**Work required:**
Below is a set of records. Repeat all of them exactly.

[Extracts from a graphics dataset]
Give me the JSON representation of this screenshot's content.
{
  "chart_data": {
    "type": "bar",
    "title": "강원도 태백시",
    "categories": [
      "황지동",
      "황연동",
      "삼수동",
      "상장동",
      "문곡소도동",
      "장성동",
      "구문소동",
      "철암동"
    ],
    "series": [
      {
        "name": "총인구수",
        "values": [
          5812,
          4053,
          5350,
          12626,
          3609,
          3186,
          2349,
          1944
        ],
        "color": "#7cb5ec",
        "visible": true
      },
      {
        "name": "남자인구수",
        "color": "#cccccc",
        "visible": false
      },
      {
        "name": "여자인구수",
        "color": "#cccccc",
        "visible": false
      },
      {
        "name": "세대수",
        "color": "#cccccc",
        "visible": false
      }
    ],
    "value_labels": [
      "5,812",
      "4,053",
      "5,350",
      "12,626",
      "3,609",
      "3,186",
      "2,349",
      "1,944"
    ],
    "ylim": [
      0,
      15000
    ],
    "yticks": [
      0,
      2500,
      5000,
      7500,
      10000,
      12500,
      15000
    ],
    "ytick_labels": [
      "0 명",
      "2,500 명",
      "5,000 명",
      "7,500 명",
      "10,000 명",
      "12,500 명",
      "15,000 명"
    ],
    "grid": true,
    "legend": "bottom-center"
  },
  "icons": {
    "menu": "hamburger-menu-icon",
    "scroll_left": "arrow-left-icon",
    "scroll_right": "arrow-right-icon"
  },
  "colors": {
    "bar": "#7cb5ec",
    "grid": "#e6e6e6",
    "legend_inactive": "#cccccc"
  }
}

**Answer to the problem:**
Give me the JSON representation of this screenshot's content.
{
  "chart_data": {
    "type": "bar",
    "title": "강원도 태백시",
    "categories": [
      "황지동",
      "황연동",
      "삼수동",
      "상장동",
      "문곡소도동",
      "장성동",
      "구문소동",
      "철암동"
    ],
    "series": [
      {
        "name": "총인구수",
        "values": [
          5812,
          4053,
          5350,
          12626,
          3609,
          3186,
          2349,
          1944
        ],
        "color": "#7cb5ec",
        "visible": true
      },
      {
        "name": "남자인구수",
        "color": "#cccccc",
        "visible": false
      },
      {
        "name": "여자인구수",
        "color": "#cccccc",
        "visible": false
      },
      {
        "name": "세대수",
        "color": "#cccccc",
        "visible": false
      }
    ],
    "value_labels": [
      "5,812",
      "4,053",
      "5,350",
      "12,626",
      "3,609",
      "3,186",
      "2,349",
      "1,944"
    ],
    "ylim": [
      0,
      15000
    ],
    "yticks": [
      0,
      2500,
      5000,
      7500,
      10000,
      12500,
      15000
    ],
    "ytick_labels": [
      "0 명",
      "2,500 명",
      "5,000 명",
      "7,500 명",
      "10,000 명",
      "12,500 명",
      "15,000 명"
    ],
    "grid": true,
    "legend": "bottom-center"
  },
  "icons": {
    "menu": "hamburger-menu-icon",
    "scroll_left": "arrow-left-icon",
    "scroll_right": "arrow-right-icon"
  },
  "colors": {
    "bar": "#7cb5ec",
    "grid": "#e6e6e6",
    "legend_inactive": "#cccccc"
  }
}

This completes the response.